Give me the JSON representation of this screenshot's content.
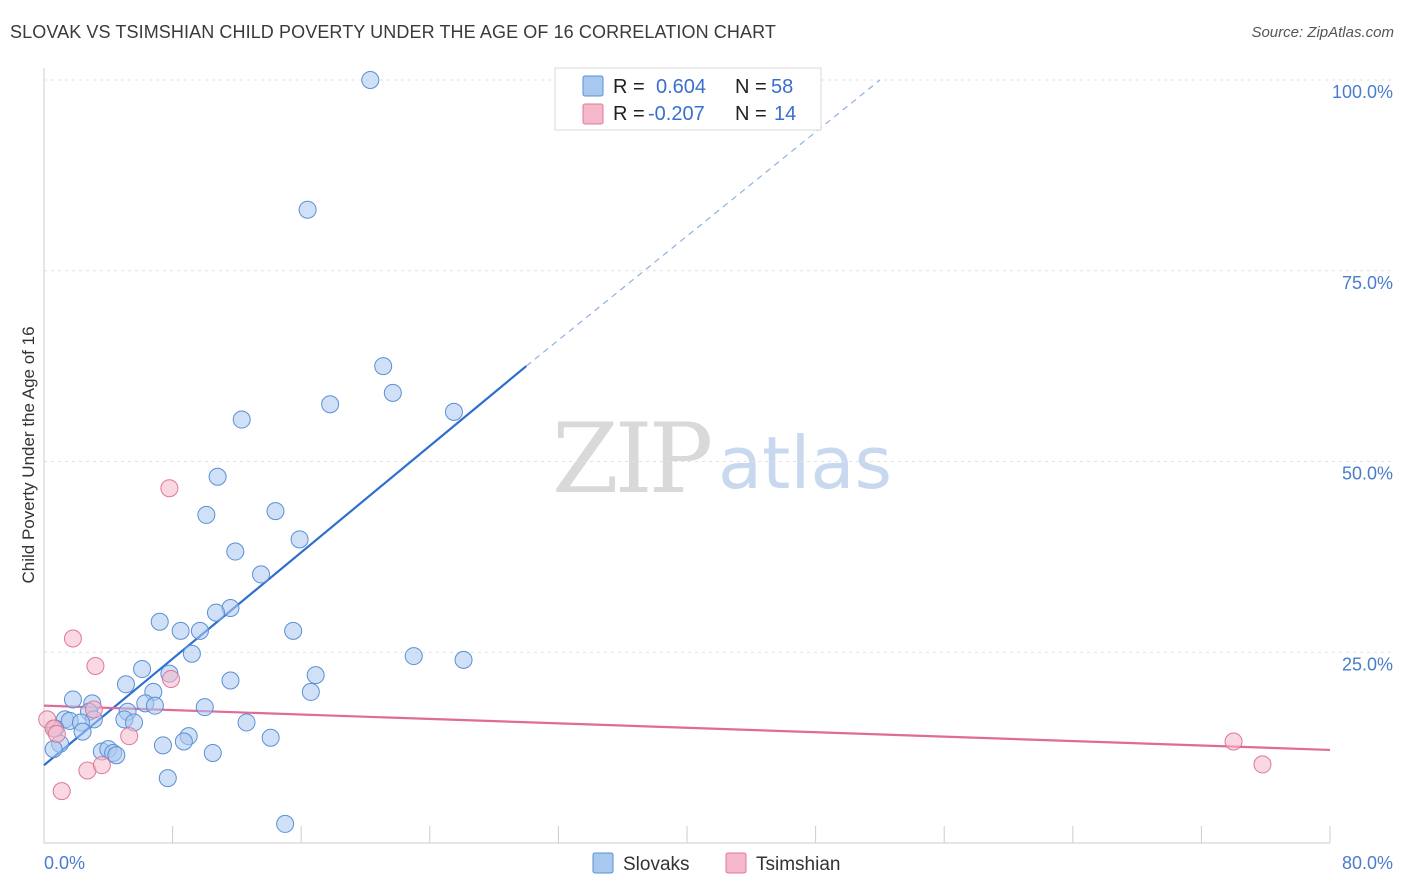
{
  "title": "SLOVAK VS TSIMSHIAN CHILD POVERTY UNDER THE AGE OF 16 CORRELATION CHART",
  "source": "Source: ZipAtlas.com",
  "watermark": {
    "zip": "ZIP",
    "atlas": "atlas"
  },
  "legend": {
    "rows": [
      {
        "r_label": "R =",
        "r_value": "0.604",
        "n_label": "N =",
        "n_value": "58",
        "color": "#a9c8f0"
      },
      {
        "r_label": "R =",
        "r_value": "-0.207",
        "n_label": "N =",
        "n_value": "14",
        "color": "#f5b8cb"
      }
    ]
  },
  "bottom_legend": [
    {
      "label": "Slovaks",
      "color": "#a9c8f0"
    },
    {
      "label": "Tsimshian",
      "color": "#f5b8cb"
    }
  ],
  "chart_data": {
    "type": "scatter",
    "title": "SLOVAK VS TSIMSHIAN CHILD POVERTY UNDER THE AGE OF 16 CORRELATION CHART",
    "xlabel": "",
    "ylabel": "Child Poverty Under the Age of 16",
    "xlim": [
      0,
      80
    ],
    "ylim": [
      0,
      100
    ],
    "x_tick_labels": [
      "0.0%",
      "80.0%"
    ],
    "y_ticks": [
      25,
      50,
      75,
      100
    ],
    "y_tick_labels": [
      "25.0%",
      "50.0%",
      "75.0%",
      "100.0%"
    ],
    "series": [
      {
        "name": "Slovaks",
        "color": "#a9c8f0",
        "stroke": "#5b8fd6",
        "trend_color": "#2f6fd0",
        "trend": {
          "x0": 0,
          "y0": 10.2,
          "x1": 30,
          "y1": 62.5,
          "dash_to_x": 52,
          "dash_to_y": 100
        },
        "points": [
          [
            20.3,
            100.0
          ],
          [
            16.4,
            83.0
          ],
          [
            21.1,
            62.5
          ],
          [
            21.7,
            59.0
          ],
          [
            17.8,
            57.5
          ],
          [
            25.5,
            56.5
          ],
          [
            12.3,
            55.5
          ],
          [
            10.8,
            48.0
          ],
          [
            10.1,
            43.0
          ],
          [
            14.4,
            43.5
          ],
          [
            11.9,
            38.2
          ],
          [
            15.9,
            39.8
          ],
          [
            13.5,
            35.2
          ],
          [
            11.6,
            30.8
          ],
          [
            10.7,
            30.2
          ],
          [
            7.2,
            29.0
          ],
          [
            8.5,
            27.8
          ],
          [
            9.7,
            27.8
          ],
          [
            15.5,
            27.8
          ],
          [
            9.2,
            24.8
          ],
          [
            23.0,
            24.5
          ],
          [
            26.1,
            24.0
          ],
          [
            6.1,
            22.8
          ],
          [
            7.8,
            22.2
          ],
          [
            5.1,
            20.8
          ],
          [
            11.6,
            21.3
          ],
          [
            16.9,
            22.0
          ],
          [
            6.8,
            19.8
          ],
          [
            16.6,
            19.8
          ],
          [
            1.8,
            18.8
          ],
          [
            3.0,
            18.3
          ],
          [
            6.3,
            18.3
          ],
          [
            6.9,
            18.0
          ],
          [
            10.0,
            17.8
          ],
          [
            2.8,
            17.2
          ],
          [
            5.2,
            17.2
          ],
          [
            1.3,
            16.2
          ],
          [
            1.6,
            16.0
          ],
          [
            3.1,
            16.2
          ],
          [
            5.0,
            16.2
          ],
          [
            2.3,
            15.8
          ],
          [
            5.6,
            15.8
          ],
          [
            12.6,
            15.8
          ],
          [
            0.7,
            15.0
          ],
          [
            2.4,
            14.6
          ],
          [
            9.0,
            14.0
          ],
          [
            14.1,
            13.8
          ],
          [
            8.7,
            13.3
          ],
          [
            1.0,
            13.0
          ],
          [
            7.4,
            12.8
          ],
          [
            0.6,
            12.3
          ],
          [
            3.6,
            12.0
          ],
          [
            4.0,
            12.3
          ],
          [
            4.3,
            11.8
          ],
          [
            10.5,
            11.8
          ],
          [
            4.5,
            11.5
          ],
          [
            7.7,
            8.5
          ],
          [
            15.0,
            2.5
          ]
        ]
      },
      {
        "name": "Tsimshian",
        "color": "#f5b8cb",
        "stroke": "#e07799",
        "trend_color": "#e06b95",
        "trend": {
          "x0": 0,
          "y0": 18.0,
          "x1": 80,
          "y1": 12.2
        },
        "points": [
          [
            0.2,
            16.2
          ],
          [
            0.6,
            15.0
          ],
          [
            0.8,
            14.3
          ],
          [
            1.8,
            26.8
          ],
          [
            3.2,
            23.2
          ],
          [
            3.1,
            17.5
          ],
          [
            5.3,
            14.0
          ],
          [
            7.8,
            46.5
          ],
          [
            7.9,
            21.5
          ],
          [
            2.7,
            9.5
          ],
          [
            3.6,
            10.2
          ],
          [
            1.1,
            6.8
          ],
          [
            74.0,
            13.3
          ],
          [
            75.8,
            10.3
          ]
        ]
      }
    ]
  }
}
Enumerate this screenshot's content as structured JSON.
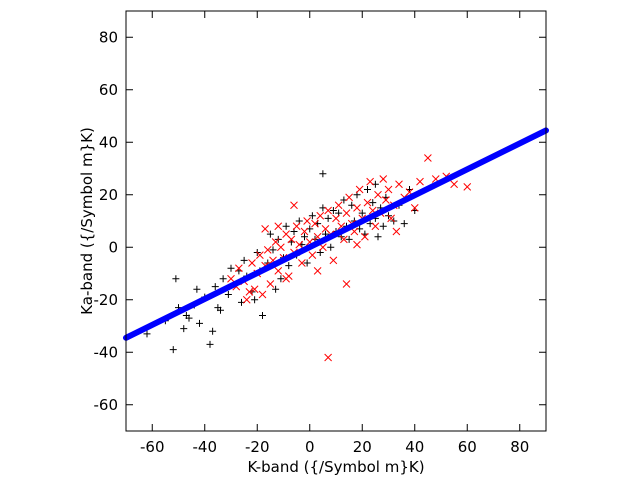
{
  "chart_data": {
    "type": "scatter",
    "title": "",
    "xlabel": "K-band ({/Symbol m}K)",
    "ylabel": "Ka-band ({/Symbol m}K)",
    "xlim": [
      -70,
      90
    ],
    "ylim": [
      -70,
      90
    ],
    "xticks": [
      -60,
      -40,
      -20,
      0,
      20,
      40,
      60,
      80
    ],
    "yticks": [
      -60,
      -40,
      -20,
      0,
      20,
      40,
      60,
      80
    ],
    "xtick_labels": [
      "-60",
      "-40",
      "-20",
      "0",
      "20",
      "40",
      "60",
      "80"
    ],
    "ytick_labels": [
      "-60",
      "-40",
      "-20",
      "0",
      "20",
      "40",
      "60",
      "80"
    ],
    "grid": false,
    "legend": "none",
    "series": [
      {
        "marker": "plus",
        "color": "#000000",
        "x": [
          -62,
          -55,
          -52,
          -50,
          -48,
          -46,
          -44,
          -42,
          -40,
          -38,
          -36,
          -35,
          -33,
          -31,
          -30,
          -28,
          -26,
          -25,
          -24,
          -22,
          -20,
          -19,
          -18,
          -16,
          -15,
          -14,
          -12,
          -11,
          -10,
          -9,
          -8,
          -7,
          -6,
          -5,
          -4,
          -3,
          -2,
          -1,
          0,
          1,
          2,
          3,
          4,
          5,
          6,
          7,
          8,
          9,
          10,
          11,
          12,
          13,
          14,
          15,
          16,
          17,
          18,
          19,
          20,
          21,
          22,
          23,
          24,
          25,
          26,
          27,
          28,
          29,
          30,
          32,
          34,
          36,
          38,
          40,
          -51,
          -47,
          -43,
          -37,
          -34,
          -27,
          -21,
          -13,
          5,
          25
        ],
        "y": [
          -33,
          -28,
          -39,
          -23,
          -31,
          -27,
          -22,
          -29,
          -19,
          -37,
          -15,
          -23,
          -12,
          -18,
          -8,
          -14,
          -21,
          -5,
          -11,
          -17,
          -2,
          -9,
          -26,
          -6,
          5,
          -1,
          3,
          -12,
          -4,
          8,
          -7,
          2,
          6,
          -3,
          10,
          1,
          4,
          -6,
          7,
          12,
          3,
          9,
          -2,
          15,
          5,
          11,
          0,
          14,
          6,
          13,
          4,
          18,
          8,
          3,
          16,
          10,
          20,
          7,
          13,
          5,
          22,
          9,
          17,
          11,
          4,
          15,
          8,
          19,
          12,
          10,
          16,
          9,
          22,
          14,
          -12,
          -26,
          -16,
          -32,
          -24,
          -9,
          -20,
          -16,
          28,
          24
        ]
      },
      {
        "marker": "cross",
        "color": "#ff0000",
        "x": [
          -30,
          -28,
          -27,
          -25,
          -24,
          -22,
          -21,
          -20,
          -19,
          -18,
          -17,
          -16,
          -15,
          -14,
          -13,
          -12,
          -11,
          -10,
          -9,
          -8,
          -7,
          -6,
          -5,
          -4,
          -3,
          -2,
          -1,
          0,
          1,
          2,
          3,
          4,
          5,
          6,
          7,
          8,
          9,
          10,
          11,
          12,
          13,
          14,
          15,
          16,
          17,
          18,
          19,
          20,
          21,
          22,
          23,
          24,
          25,
          26,
          27,
          28,
          29,
          30,
          31,
          32,
          34,
          36,
          38,
          40,
          42,
          45,
          48,
          52,
          55,
          60,
          7,
          -23,
          -17,
          -9,
          3,
          14,
          33,
          18,
          -6,
          -12
        ],
        "y": [
          -12,
          -15,
          -8,
          -13,
          -20,
          -6,
          -16,
          -10,
          -3,
          -18,
          -7,
          -1,
          -14,
          -5,
          2,
          -9,
          0,
          -4,
          5,
          -11,
          3,
          -2,
          8,
          1,
          -6,
          6,
          10,
          2,
          -3,
          9,
          4,
          12,
          0,
          7,
          14,
          5,
          -5,
          11,
          16,
          8,
          3,
          13,
          19,
          9,
          6,
          15,
          22,
          11,
          4,
          17,
          25,
          14,
          8,
          20,
          13,
          26,
          18,
          22,
          11,
          16,
          24,
          19,
          21,
          15,
          25,
          34,
          26,
          27,
          24,
          23,
          -42,
          -17,
          7,
          -12,
          -9,
          -14,
          6,
          1,
          16,
          8
        ]
      },
      {
        "marker": "line",
        "color": "#0000ff",
        "x": [
          -70,
          90
        ],
        "y": [
          -34.5,
          44.5
        ]
      }
    ]
  }
}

TASK >> Extract each line from the entries above that contains the string "title".

ANSWER >>
  "title": "SLOVAK VS TSIMSHIAN CHILD POVERTY UNDER THE AGE OF 16 CORRELATION CHART",
    "title": "SLOVAK VS TSIMSHIAN CHILD POVERTY UNDER THE AGE OF 16 CORRELATION CHART",
    "title": "",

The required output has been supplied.